PROBLEM DESCRIPTION: Below are records to repeat exactly. Omit the pictures from the copy.

Data records
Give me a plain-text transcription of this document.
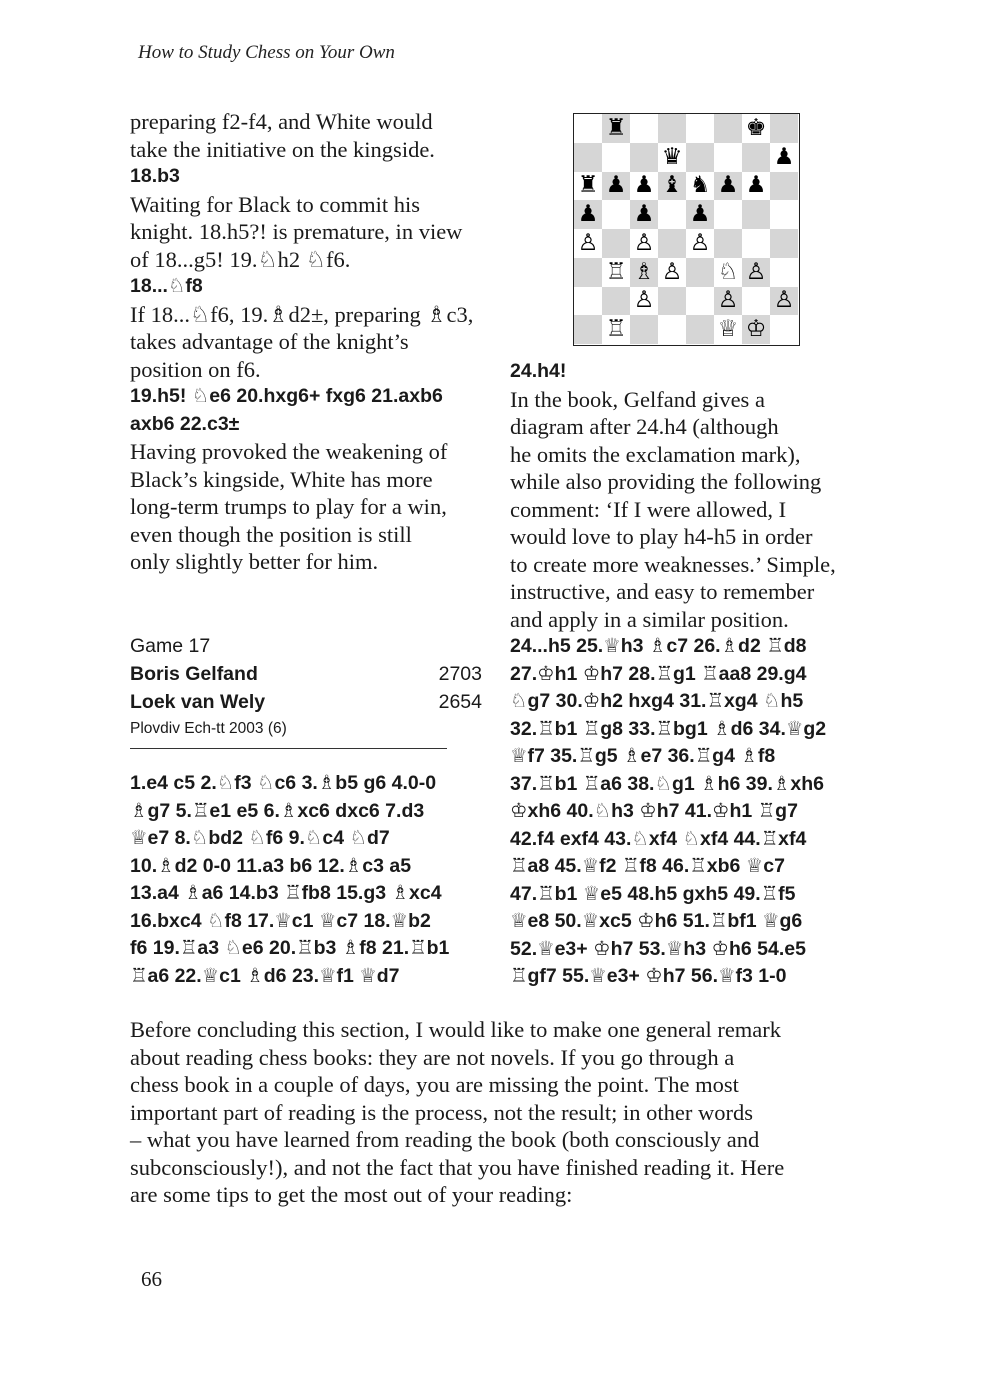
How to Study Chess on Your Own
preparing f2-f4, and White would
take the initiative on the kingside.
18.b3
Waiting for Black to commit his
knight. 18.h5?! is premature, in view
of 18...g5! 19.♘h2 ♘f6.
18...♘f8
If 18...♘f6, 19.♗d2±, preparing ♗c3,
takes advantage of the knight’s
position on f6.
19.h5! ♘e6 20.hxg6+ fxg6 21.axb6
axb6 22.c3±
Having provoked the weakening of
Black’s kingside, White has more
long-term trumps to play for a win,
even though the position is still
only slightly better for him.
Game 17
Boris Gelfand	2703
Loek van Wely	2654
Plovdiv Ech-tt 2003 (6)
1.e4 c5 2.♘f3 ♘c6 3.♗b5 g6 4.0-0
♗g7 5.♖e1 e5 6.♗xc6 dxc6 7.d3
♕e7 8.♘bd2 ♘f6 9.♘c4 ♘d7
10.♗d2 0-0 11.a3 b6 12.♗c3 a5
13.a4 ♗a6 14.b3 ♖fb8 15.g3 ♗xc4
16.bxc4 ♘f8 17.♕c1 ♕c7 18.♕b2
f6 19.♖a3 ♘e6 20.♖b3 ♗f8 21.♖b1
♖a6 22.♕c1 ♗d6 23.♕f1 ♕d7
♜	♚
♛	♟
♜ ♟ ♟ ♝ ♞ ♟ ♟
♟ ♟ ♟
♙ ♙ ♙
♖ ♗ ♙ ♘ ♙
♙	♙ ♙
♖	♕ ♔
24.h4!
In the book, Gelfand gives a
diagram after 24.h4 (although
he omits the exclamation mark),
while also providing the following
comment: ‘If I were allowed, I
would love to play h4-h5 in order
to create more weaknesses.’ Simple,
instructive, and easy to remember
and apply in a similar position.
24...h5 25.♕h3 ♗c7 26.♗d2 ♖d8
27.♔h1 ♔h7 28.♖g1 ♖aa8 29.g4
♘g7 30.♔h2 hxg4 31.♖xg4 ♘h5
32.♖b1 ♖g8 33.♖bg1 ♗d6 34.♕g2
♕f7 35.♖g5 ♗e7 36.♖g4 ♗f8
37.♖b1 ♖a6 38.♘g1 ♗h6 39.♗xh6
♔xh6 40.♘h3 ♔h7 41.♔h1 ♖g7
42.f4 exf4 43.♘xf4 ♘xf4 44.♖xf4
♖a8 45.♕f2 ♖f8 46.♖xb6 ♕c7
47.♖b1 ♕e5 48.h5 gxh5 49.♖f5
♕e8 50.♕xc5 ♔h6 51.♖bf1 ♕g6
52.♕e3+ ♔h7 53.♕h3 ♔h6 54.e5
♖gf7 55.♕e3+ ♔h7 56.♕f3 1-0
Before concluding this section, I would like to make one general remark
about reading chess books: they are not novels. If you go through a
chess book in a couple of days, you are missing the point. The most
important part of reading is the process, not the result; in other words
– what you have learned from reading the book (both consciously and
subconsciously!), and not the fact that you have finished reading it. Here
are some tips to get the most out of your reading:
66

CORRECT ANSWER:
Give me a plain-text transcription of this document.
How to Study Chess on Your Own
preparing f2-f4, and White would
take the initiative on the kingside.
18.b3
Waiting for Black to commit his
knight. 18.h5?! is premature, in view
of 18...g5! 19.♘h2 ♘f6.
18...♘f8
If 18...♘f6, 19.♗d2±, preparing ♗c3,
takes advantage of the knight’s
position on f6.
19.h5! ♘e6 20.hxg6+ fxg6 21.axb6
axb6 22.c3±
Having provoked the weakening of
Black’s kingside, White has more
long-term trumps to play for a win,
even though the position is still
only slightly better for him.
Game 17
Boris Gelfand	2703
Loek van Wely	2654
Plovdiv Ech-tt 2003 (6)
1.e4 c5 2.♘f3 ♘c6 3.♗b5 g6 4.0-0
♗g7 5.♖e1 e5 6.♗xc6 dxc6 7.d3
♕e7 8.♘bd2 ♘f6 9.♘c4 ♘d7
10.♗d2 0-0 11.a3 b6 12.♗c3 a5
13.a4 ♗a6 14.b3 ♖fb8 15.g3 ♗xc4
16.bxc4 ♘f8 17.♕c1 ♕c7 18.♕b2
f6 19.♖a3 ♘e6 20.♖b3 ♗f8 21.♖b1
♖a6 22.♕c1 ♗d6 23.♕f1 ♕d7
♜	♚
♛	♟
♜ ♟ ♟ ♝ ♞ ♟ ♟
♟ ♟ ♟
♙ ♙ ♙
♖ ♗ ♙ ♘ ♙
♙	♙ ♙
♖	♕ ♔
24.h4!
In the book, Gelfand gives a
diagram after 24.h4 (although
he omits the exclamation mark),
while also providing the following
comment: ‘If I were allowed, I
would love to play h4-h5 in order
to create more weaknesses.’ Simple,
instructive, and easy to remember
and apply in a similar position.
24...h5 25.♕h3 ♗c7 26.♗d2 ♖d8
27.♔h1 ♔h7 28.♖g1 ♖aa8 29.g4
♘g7 30.♔h2 hxg4 31.♖xg4 ♘h5
32.♖b1 ♖g8 33.♖bg1 ♗d6 34.♕g2
♕f7 35.♖g5 ♗e7 36.♖g4 ♗f8
37.♖b1 ♖a6 38.♘g1 ♗h6 39.♗xh6
♔xh6 40.♘h3 ♔h7 41.♔h1 ♖g7
42.f4 exf4 43.♘xf4 ♘xf4 44.♖xf4
♖a8 45.♕f2 ♖f8 46.♖xb6 ♕c7
47.♖b1 ♕e5 48.h5 gxh5 49.♖f5
♕e8 50.♕xc5 ♔h6 51.♖bf1 ♕g6
52.♕e3+ ♔h7 53.♕h3 ♔h6 54.e5
♖gf7 55.♕e3+ ♔h7 56.♕f3 1-0
Before concluding this section, I would like to make one general remark
about reading chess books: they are not novels. If you go through a
chess book in a couple of days, you are missing the point. The most
important part of reading is the process, not the result; in other words
– what you have learned from reading the book (both consciously and
subconsciously!), and not the fact that you have finished reading it. Here
are some tips to get the most out of your reading:
66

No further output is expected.